→ **What to produce**
Return a copy of each line in the listing that includes the word "this".

→ **Recorded data**
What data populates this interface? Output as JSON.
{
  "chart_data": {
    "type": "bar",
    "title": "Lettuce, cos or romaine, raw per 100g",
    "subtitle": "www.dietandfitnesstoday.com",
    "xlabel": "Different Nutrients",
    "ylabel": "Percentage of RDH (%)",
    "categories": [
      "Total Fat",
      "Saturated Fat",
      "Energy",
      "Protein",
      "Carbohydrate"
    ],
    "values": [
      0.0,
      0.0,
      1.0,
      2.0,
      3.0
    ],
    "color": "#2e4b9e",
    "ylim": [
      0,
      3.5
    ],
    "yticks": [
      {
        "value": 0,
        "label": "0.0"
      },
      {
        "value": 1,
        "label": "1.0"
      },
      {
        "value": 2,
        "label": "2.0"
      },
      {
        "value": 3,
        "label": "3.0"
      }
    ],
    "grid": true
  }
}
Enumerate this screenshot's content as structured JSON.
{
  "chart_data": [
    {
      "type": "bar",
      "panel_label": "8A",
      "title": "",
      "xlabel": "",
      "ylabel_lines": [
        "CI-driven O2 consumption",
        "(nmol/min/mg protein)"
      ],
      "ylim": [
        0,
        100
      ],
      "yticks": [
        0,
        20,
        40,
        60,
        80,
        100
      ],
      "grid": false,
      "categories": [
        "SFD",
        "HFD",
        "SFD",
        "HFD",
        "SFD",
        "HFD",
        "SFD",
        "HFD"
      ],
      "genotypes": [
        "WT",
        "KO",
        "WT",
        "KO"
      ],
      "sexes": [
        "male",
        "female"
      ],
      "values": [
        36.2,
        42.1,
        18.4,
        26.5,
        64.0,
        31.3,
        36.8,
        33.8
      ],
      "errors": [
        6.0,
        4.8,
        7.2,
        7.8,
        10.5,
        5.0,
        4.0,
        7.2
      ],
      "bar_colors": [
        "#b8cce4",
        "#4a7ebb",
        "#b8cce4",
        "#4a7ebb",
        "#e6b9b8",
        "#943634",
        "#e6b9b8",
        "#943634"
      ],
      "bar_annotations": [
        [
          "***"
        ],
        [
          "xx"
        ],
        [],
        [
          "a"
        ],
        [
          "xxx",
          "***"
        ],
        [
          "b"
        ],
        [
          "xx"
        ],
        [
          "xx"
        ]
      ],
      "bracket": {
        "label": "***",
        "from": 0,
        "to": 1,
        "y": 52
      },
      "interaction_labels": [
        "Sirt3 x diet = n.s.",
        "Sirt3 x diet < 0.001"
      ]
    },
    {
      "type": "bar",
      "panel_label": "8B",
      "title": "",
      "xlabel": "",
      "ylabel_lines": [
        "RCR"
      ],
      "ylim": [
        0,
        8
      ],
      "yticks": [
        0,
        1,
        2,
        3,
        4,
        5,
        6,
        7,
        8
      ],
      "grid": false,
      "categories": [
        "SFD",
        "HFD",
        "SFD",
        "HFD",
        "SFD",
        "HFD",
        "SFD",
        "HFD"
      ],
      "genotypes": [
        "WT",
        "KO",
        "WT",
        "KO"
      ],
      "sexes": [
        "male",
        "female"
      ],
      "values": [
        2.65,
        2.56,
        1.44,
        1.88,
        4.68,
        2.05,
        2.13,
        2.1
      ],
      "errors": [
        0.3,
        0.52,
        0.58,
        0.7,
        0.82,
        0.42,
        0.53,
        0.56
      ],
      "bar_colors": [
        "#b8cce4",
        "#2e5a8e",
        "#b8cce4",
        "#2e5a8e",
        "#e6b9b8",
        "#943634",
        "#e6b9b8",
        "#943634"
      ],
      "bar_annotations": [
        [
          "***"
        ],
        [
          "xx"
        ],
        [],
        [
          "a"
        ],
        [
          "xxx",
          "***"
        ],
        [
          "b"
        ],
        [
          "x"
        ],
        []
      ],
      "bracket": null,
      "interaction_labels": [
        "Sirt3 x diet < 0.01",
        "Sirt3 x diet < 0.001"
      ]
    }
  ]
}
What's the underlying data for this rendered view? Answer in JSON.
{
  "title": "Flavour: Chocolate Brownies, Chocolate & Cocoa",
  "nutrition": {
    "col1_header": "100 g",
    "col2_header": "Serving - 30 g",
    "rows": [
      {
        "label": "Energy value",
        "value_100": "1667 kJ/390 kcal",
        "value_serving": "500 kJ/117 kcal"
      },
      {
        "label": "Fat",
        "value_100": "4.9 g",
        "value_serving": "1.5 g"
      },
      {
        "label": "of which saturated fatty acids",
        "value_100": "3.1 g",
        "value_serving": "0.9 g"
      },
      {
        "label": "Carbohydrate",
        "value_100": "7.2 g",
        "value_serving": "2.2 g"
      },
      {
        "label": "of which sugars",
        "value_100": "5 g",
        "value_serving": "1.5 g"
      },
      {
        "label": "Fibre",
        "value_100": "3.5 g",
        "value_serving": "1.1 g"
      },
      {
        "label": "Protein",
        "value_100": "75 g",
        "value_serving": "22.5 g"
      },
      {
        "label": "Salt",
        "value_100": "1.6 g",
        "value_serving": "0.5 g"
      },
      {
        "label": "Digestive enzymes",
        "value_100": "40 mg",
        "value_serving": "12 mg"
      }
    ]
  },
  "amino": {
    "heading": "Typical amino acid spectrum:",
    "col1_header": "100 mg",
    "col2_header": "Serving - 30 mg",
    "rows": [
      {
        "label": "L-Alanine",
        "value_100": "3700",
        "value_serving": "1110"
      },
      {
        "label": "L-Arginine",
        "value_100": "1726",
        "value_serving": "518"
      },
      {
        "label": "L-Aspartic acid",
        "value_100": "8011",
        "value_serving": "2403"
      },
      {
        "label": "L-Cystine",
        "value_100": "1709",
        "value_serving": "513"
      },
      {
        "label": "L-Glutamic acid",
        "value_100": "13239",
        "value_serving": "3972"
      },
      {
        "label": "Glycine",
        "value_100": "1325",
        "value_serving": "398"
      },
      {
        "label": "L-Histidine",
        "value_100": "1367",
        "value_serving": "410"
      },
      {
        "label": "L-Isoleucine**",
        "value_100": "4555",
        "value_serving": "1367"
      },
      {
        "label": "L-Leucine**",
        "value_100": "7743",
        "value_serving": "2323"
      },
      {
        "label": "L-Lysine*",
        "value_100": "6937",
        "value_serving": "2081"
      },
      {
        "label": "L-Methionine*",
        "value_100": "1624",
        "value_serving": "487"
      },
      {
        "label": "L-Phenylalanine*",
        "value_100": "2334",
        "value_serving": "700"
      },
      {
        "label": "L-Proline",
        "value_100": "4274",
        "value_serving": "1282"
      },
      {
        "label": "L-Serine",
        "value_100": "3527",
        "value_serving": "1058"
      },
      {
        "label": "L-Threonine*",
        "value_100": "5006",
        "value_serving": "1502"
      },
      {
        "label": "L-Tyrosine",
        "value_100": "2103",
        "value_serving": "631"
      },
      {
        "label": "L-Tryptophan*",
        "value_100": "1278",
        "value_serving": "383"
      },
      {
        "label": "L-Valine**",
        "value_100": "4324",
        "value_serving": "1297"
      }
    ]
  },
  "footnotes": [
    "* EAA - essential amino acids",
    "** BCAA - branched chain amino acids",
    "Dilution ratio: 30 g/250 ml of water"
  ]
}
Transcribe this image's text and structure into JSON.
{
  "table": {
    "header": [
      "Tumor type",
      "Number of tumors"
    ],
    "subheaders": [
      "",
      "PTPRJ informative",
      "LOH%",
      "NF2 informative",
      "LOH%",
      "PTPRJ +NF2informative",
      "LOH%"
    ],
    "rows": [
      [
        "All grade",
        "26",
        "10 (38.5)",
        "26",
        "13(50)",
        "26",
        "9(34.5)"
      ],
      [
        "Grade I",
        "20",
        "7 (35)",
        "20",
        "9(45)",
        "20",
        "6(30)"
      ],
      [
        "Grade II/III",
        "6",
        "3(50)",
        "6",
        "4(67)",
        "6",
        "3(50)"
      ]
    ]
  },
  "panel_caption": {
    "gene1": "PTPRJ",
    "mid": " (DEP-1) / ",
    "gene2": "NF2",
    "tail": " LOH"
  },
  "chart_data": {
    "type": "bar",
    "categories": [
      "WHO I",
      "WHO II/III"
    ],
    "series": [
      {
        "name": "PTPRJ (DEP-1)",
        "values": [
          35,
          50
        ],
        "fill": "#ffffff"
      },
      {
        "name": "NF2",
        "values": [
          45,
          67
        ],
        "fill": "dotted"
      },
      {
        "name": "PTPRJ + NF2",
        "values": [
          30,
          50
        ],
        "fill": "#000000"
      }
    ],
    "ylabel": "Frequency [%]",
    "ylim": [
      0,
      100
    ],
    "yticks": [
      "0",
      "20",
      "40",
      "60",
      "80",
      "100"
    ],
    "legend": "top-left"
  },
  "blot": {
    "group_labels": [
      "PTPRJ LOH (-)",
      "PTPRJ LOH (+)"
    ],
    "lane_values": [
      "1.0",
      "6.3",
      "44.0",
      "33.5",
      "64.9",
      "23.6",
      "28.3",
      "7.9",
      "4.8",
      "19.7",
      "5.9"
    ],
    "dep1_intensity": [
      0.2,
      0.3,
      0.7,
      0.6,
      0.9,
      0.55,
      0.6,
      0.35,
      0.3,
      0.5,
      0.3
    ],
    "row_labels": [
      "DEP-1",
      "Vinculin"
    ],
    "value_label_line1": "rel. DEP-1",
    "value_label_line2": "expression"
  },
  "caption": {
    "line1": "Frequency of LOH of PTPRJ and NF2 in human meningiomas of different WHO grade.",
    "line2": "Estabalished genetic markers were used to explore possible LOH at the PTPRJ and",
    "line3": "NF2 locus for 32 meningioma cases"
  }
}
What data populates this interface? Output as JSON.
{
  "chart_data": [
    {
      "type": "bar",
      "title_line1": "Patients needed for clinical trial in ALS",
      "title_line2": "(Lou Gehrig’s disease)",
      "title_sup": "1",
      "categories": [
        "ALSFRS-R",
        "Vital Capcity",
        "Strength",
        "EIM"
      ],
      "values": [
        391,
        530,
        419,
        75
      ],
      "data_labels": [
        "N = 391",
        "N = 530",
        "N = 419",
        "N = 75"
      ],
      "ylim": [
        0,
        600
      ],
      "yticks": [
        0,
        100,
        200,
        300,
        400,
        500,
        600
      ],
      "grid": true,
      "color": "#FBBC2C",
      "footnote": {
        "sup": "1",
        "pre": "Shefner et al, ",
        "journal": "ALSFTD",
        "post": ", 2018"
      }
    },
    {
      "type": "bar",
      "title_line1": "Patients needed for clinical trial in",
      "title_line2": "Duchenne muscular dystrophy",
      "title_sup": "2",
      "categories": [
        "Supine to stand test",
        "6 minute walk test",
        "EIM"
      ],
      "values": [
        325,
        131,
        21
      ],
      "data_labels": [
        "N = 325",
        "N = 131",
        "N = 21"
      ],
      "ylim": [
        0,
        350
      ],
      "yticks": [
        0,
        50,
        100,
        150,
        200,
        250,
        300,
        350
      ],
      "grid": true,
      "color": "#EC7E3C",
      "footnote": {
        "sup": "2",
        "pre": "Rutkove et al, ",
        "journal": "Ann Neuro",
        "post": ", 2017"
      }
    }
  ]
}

→ **Exercise solution**
What data populates this interface? Output as JSON.
Enumerate this screenshot's content as structured JSON.
What's the underlying data for this rendered view? Answer in JSON.
Transcribe this image's text and structure into JSON.
What data populates this interface? Output as JSON.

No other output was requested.